**EXERCISE:** Output the full listing word for word.

Excerpt from a dataset:

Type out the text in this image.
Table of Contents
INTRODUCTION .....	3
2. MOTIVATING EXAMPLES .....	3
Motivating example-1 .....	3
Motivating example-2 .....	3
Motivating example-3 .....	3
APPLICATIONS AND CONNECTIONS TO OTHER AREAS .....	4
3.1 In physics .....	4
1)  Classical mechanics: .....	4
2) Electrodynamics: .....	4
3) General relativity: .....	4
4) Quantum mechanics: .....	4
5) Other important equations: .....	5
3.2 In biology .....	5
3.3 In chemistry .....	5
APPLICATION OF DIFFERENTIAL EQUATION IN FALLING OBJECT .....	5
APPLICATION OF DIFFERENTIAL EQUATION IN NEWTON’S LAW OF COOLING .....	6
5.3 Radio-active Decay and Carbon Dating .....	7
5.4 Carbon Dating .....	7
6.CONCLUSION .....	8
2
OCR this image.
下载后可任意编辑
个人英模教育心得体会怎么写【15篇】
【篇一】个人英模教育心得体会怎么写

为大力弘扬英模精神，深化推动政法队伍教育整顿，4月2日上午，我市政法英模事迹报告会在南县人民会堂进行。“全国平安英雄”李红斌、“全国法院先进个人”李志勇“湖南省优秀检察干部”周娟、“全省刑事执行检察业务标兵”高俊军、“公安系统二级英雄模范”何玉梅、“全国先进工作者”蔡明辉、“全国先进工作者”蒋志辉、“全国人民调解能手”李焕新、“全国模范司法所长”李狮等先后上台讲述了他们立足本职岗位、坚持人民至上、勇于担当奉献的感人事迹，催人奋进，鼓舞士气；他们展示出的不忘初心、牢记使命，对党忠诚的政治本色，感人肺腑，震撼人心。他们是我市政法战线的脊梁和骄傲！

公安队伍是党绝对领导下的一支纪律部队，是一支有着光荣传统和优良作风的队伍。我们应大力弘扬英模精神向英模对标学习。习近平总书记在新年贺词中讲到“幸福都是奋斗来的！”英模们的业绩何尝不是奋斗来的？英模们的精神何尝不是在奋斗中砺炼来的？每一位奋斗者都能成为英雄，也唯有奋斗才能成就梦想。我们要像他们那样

**FULL SOLUTION:**
Type out the text in this image.
Table of Contents
INTRODUCTION .....	3
2. MOTIVATING EXAMPLES .....	3
Motivating example-1 .....	3
Motivating example-2 .....	3
Motivating example-3 .....	3
APPLICATIONS AND CONNECTIONS TO OTHER AREAS .....	4
3.1 In physics .....	4
1)  Classical mechanics: .....	4
2) Electrodynamics: .....	4
3) General relativity: .....	4
4) Quantum mechanics: .....	4
5) Other important equations: .....	5
3.2 In biology .....	5
3.3 In chemistry .....	5
APPLICATION OF DIFFERENTIAL EQUATION IN FALLING OBJECT .....	5
APPLICATION OF DIFFERENTIAL EQUATION IN NEWTON’S LAW OF COOLING .....	6
5.3 Radio-active Decay and Carbon Dating .....	7
5.4 Carbon Dating .....	7
6.CONCLUSION .....	8
2
OCR this image.
下载后可任意编辑
个人英模教育心得体会怎么写【15篇】
【篇一】个人英模教育心得体会怎么写

为大力弘扬英模精神，深化推动政法队伍教育整顿，4月2日上午，我市政法英模事迹报告会在南县人民会堂进行。“全国平安英雄”李红斌、“全国法院先进个人”李志勇“湖南省优秀检察干部”周娟、“全省刑事执行检察业务标兵”高俊军、“公安系统二级英雄模范”何玉梅、“全国先进工作者”蔡明辉、“全国先进工作者”蒋志辉、“全国人民调解能手”李焕新、“全国模范司法所长”李狮等先后上台讲述了他们立足本职岗位、坚持人民至上、勇于担当奉献的感人事迹，催人奋进，鼓舞士气；他们展示出的不忘初心、牢记使命，对党忠诚的政治本色，感人肺腑，震撼人心。他们是我市政法战线的脊梁和骄傲！

公安队伍是党绝对领导下的一支纪律部队，是一支有着光荣传统和优良作风的队伍。我们应大力弘扬英模精神向英模对标学习。习近平总书记在新年贺词中讲到“幸福都是奋斗来的！”英模们的业绩何尝不是奋斗来的？英模们的精神何尝不是在奋斗中砺炼来的？每一位奋斗者都能成为英雄，也唯有奋斗才能成就梦想。我们要像他们那样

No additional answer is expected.